- REQUIREMENT:
An exact copy of all the data is required, with pictures left out.

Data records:
==============================

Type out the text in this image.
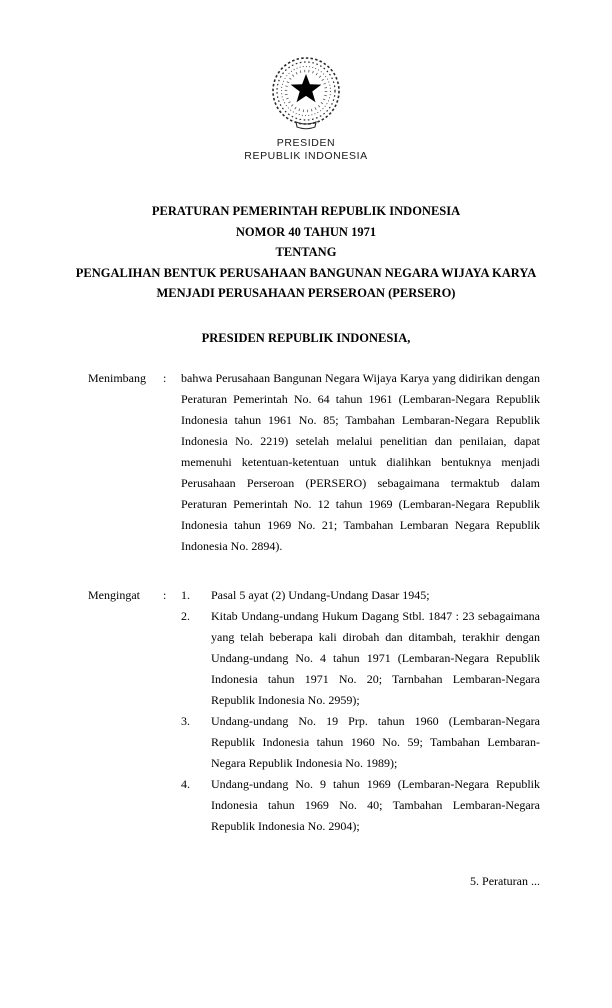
PRESIDEN
REPUBLIK INDONESIA
PERATURAN PEMERINTAH REPUBLIK INDONESIA
NOMOR 40 TAHUN 1971
TENTANG
PENGALIHAN BENTUK PERUSAHAAN BANGUNAN NEGARA WIJAYA KARYA
MENJADI PERUSAHAAN PERSEROAN (PERSERO)
PRESIDEN REPUBLIK INDONESIA,
Menimbang	:	bahwa Perusahaan Bangunan Negara Wijaya Karya yang didirikan dengan Peraturan Pemerintah No. 64 tahun 1961 (Lembaran-Negara Republik Indonesia tahun 1961 No. 85; Tambahan Lembaran-Negara Republik Indonesia No. 2219) setelah melalui penelitian dan penilaian, dapat memenuhi ketentuan-ketentuan untuk dialihkan bentuknya menjadi Perusahaan Perseroan (PERSERO) sebagaimana termaktub dalam Peraturan Pemerintah No. 12 tahun 1969 (Lembaran-Negara Republik Indonesia tahun 1969 No. 21; Tambahan Lembaran Negara Republik Indonesia No. 2894).
Mengingat	:	1.	Pasal 5 ayat (2) Undang-Undang Dasar 1945;
2.	Kitab Undang-undang Hukum Dagang Stbl. 1847 : 23 sebagaimana yang telah beberapa kali dirobah dan ditambah, terakhir dengan Undang-undang No. 4 tahun 1971 (Lembaran-Negara Republik Indonesia tahun 1971 No. 20; Tarnbahan Lembaran-Negara Republik Indonesia No. 2959);
3.	Undang-undang No. 19 Prp. tahun 1960 (Lembaran-Negara Republik Indonesia tahun 1960 No. 59; Tambahan Lembaran-Negara Republik Indonesia No. 1989);
4.	Undang-undang No. 9 tahun 1969 (Lembaran-Negara Republik Indonesia tahun 1969 No. 40; Tambahan Lembaran-Negara Republik Indonesia No. 2904);
5. Peraturan ...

==============================

- FINAL RESULT:
Type out the text in this image.
PRESIDEN
REPUBLIK INDONESIA
PERATURAN PEMERINTAH REPUBLIK INDONESIA
NOMOR 40 TAHUN 1971
TENTANG
PENGALIHAN BENTUK PERUSAHAAN BANGUNAN NEGARA WIJAYA KARYA
MENJADI PERUSAHAAN PERSEROAN (PERSERO)
PRESIDEN REPUBLIK INDONESIA,
Menimbang	:	bahwa Perusahaan Bangunan Negara Wijaya Karya yang didirikan dengan Peraturan Pemerintah No. 64 tahun 1961 (Lembaran-Negara Republik Indonesia tahun 1961 No. 85; Tambahan Lembaran-Negara Republik Indonesia No. 2219) setelah melalui penelitian dan penilaian, dapat memenuhi ketentuan-ketentuan untuk dialihkan bentuknya menjadi Perusahaan Perseroan (PERSERO) sebagaimana termaktub dalam Peraturan Pemerintah No. 12 tahun 1969 (Lembaran-Negara Republik Indonesia tahun 1969 No. 21; Tambahan Lembaran Negara Republik Indonesia No. 2894).
Mengingat	:	1.	Pasal 5 ayat (2) Undang-Undang Dasar 1945;
2.	Kitab Undang-undang Hukum Dagang Stbl. 1847 : 23 sebagaimana yang telah beberapa kali dirobah dan ditambah, terakhir dengan Undang-undang No. 4 tahun 1971 (Lembaran-Negara Republik Indonesia tahun 1971 No. 20; Tarnbahan Lembaran-Negara Republik Indonesia No. 2959);
3.	Undang-undang No. 19 Prp. tahun 1960 (Lembaran-Negara Republik Indonesia tahun 1960 No. 59; Tambahan Lembaran-Negara Republik Indonesia No. 1989);
4.	Undang-undang No. 9 tahun 1969 (Lembaran-Negara Republik Indonesia tahun 1969 No. 40; Tambahan Lembaran-Negara Republik Indonesia No. 2904);
5. Peraturan ...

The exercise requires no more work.